• **PROBLEM STATEMENT**: Print out each entry below exactly, please.

• **SUPPLIED MATERIAL**:

================

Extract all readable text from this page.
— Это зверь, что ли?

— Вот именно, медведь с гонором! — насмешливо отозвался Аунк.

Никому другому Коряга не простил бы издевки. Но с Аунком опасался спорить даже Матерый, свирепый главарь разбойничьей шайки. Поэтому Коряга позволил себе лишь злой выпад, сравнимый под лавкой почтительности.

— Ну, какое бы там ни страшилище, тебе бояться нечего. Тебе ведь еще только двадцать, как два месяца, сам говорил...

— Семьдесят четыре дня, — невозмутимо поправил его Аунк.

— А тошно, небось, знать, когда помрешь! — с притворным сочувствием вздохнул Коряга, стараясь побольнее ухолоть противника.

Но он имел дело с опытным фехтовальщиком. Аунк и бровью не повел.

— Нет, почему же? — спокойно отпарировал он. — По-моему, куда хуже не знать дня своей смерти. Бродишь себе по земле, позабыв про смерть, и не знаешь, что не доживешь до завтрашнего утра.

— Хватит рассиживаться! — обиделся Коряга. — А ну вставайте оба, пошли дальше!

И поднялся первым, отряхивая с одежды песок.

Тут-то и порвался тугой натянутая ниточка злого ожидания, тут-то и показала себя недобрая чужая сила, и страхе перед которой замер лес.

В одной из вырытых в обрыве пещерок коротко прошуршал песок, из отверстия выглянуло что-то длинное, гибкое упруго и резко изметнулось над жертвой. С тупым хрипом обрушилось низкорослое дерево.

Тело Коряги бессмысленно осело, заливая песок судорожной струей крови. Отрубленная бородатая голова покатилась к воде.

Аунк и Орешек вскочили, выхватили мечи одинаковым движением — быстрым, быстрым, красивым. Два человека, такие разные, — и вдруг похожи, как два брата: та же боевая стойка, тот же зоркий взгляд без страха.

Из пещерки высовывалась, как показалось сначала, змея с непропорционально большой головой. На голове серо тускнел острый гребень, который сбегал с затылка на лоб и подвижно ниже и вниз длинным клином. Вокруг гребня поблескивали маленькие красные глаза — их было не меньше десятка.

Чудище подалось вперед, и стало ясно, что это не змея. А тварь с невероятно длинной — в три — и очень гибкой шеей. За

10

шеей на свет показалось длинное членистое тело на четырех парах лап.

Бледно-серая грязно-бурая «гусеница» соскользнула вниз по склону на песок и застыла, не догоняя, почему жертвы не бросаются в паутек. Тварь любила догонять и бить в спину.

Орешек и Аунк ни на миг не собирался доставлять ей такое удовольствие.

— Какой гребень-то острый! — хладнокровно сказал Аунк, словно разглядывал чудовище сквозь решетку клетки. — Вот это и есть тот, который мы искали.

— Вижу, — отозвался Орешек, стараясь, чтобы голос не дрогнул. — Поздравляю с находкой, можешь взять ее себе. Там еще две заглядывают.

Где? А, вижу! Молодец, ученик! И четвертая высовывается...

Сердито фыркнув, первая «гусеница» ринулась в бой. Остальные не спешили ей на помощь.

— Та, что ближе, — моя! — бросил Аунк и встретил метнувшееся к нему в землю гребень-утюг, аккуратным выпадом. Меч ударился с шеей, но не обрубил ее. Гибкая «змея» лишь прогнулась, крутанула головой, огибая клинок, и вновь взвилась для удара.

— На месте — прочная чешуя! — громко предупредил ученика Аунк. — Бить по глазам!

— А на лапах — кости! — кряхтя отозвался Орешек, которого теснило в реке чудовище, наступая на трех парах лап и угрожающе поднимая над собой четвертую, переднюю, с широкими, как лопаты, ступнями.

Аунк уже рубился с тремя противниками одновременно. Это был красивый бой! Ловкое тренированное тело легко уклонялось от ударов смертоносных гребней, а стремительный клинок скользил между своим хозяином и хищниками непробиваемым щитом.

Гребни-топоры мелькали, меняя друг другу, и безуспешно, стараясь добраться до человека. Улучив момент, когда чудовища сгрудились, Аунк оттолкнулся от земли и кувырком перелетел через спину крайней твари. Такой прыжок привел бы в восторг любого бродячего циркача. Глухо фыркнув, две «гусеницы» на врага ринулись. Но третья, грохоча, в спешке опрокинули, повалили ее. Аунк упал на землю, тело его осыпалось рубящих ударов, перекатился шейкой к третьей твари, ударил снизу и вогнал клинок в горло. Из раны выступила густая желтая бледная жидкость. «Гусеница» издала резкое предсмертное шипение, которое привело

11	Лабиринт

================

• **WRITTEN ANSWER**:
Extract all readable text from this page.
— Это зверь, что ли?

— Вот именно, медведь с гонором! — насмешливо отозвался Аунк.

Никому другому Коряга не простил бы издевки. Но с Аунком опасался спорить даже Матерый, свирепый главарь разбойничьей шайки. Поэтому Коряга позволил себе лишь злой выпад, сравнимый под лавкой почтительности.

— Ну, какое бы там ни страшилище, тебе бояться нечего. Тебе ведь еще только двадцать, как два месяца, сам говорил...

— Семьдесят четыре дня, — невозмутимо поправил его Аунк.

— А тошно, небось, знать, когда помрешь! — с притворным сочувствием вздохнул Коряга, стараясь побольнее ухолоть противника.

Но он имел дело с опытным фехтовальщиком. Аунк и бровью не повел.

— Нет, почему же? — спокойно отпарировал он. — По-моему, куда хуже не знать дня своей смерти. Бродишь себе по земле, позабыв про смерть, и не знаешь, что не доживешь до завтрашнего утра.

— Хватит рассиживаться! — обиделся Коряга. — А ну вставайте оба, пошли дальше!

И поднялся первым, отряхивая с одежды песок.

Тут-то и порвался тугой натянутая ниточка злого ожидания, тут-то и показала себя недобрая чужая сила, и страхе перед которой замер лес.

В одной из вырытых в обрыве пещерок коротко прошуршал песок, из отверстия выглянуло что-то длинное, гибкое упруго и резко изметнулось над жертвой. С тупым хрипом обрушилось низкорослое дерево.

Тело Коряги бессмысленно осело, заливая песок судорожной струей крови. Отрубленная бородатая голова покатилась к воде.

Аунк и Орешек вскочили, выхватили мечи одинаковым движением — быстрым, быстрым, красивым. Два человека, такие разные, — и вдруг похожи, как два брата: та же боевая стойка, тот же зоркий взгляд без страха.

Из пещерки высовывалась, как показалось сначала, змея с непропорционально большой головой. На голове серо тускнел острый гребень, который сбегал с затылка на лоб и подвижно ниже и вниз длинным клином. Вокруг гребня поблескивали маленькие красные глаза — их было не меньше десятка.

Чудище подалось вперед, и стало ясно, что это не змея. А тварь с невероятно длинной — в три — и очень гибкой шеей. За

10

шеей на свет показалось длинное членистое тело на четырех парах лап.

Бледно-серая грязно-бурая «гусеница» соскользнула вниз по склону на песок и застыла, не догоняя, почему жертвы не бросаются в паутек. Тварь любила догонять и бить в спину.

Орешек и Аунк ни на миг не собирался доставлять ей такое удовольствие.

— Какой гребень-то острый! — хладнокровно сказал Аунк, словно разглядывал чудовище сквозь решетку клетки. — Вот это и есть тот, который мы искали.

— Вижу, — отозвался Орешек, стараясь, чтобы голос не дрогнул. — Поздравляю с находкой, можешь взять ее себе. Там еще две заглядывают.

Где? А, вижу! Молодец, ученик! И четвертая высовывается...

Сердито фыркнув, первая «гусеница» ринулась в бой. Остальные не спешили ей на помощь.

— Та, что ближе, — моя! — бросил Аунк и встретил метнувшееся к нему в землю гребень-утюг, аккуратным выпадом. Меч ударился с шеей, но не обрубил ее. Гибкая «змея» лишь прогнулась, крутанула головой, огибая клинок, и вновь взвилась для удара.

— На месте — прочная чешуя! — громко предупредил ученика Аунк. — Бить по глазам!

— А на лапах — кости! — кряхтя отозвался Орешек, которого теснило в реке чудовище, наступая на трех парах лап и угрожающе поднимая над собой четвертую, переднюю, с широкими, как лопаты, ступнями.

Аунк уже рубился с тремя противниками одновременно. Это был красивый бой! Ловкое тренированное тело легко уклонялось от ударов смертоносных гребней, а стремительный клинок скользил между своим хозяином и хищниками непробиваемым щитом.

Гребни-топоры мелькали, меняя друг другу, и безуспешно, стараясь добраться до человека. Улучив момент, когда чудовища сгрудились, Аунк оттолкнулся от земли и кувырком перелетел через спину крайней твари. Такой прыжок привел бы в восторг любого бродячего циркача. Глухо фыркнув, две «гусеницы» на врага ринулись. Но третья, грохоча, в спешке опрокинули, повалили ее. Аунк упал на землю, тело его осыпалось рубящих ударов, перекатился шейкой к третьей твари, ударил снизу и вогнал клинок в горло. Из раны выступила густая желтая бледная жидкость. «Гусеница» издала резкое предсмертное шипение, которое привело

11	Лабиринт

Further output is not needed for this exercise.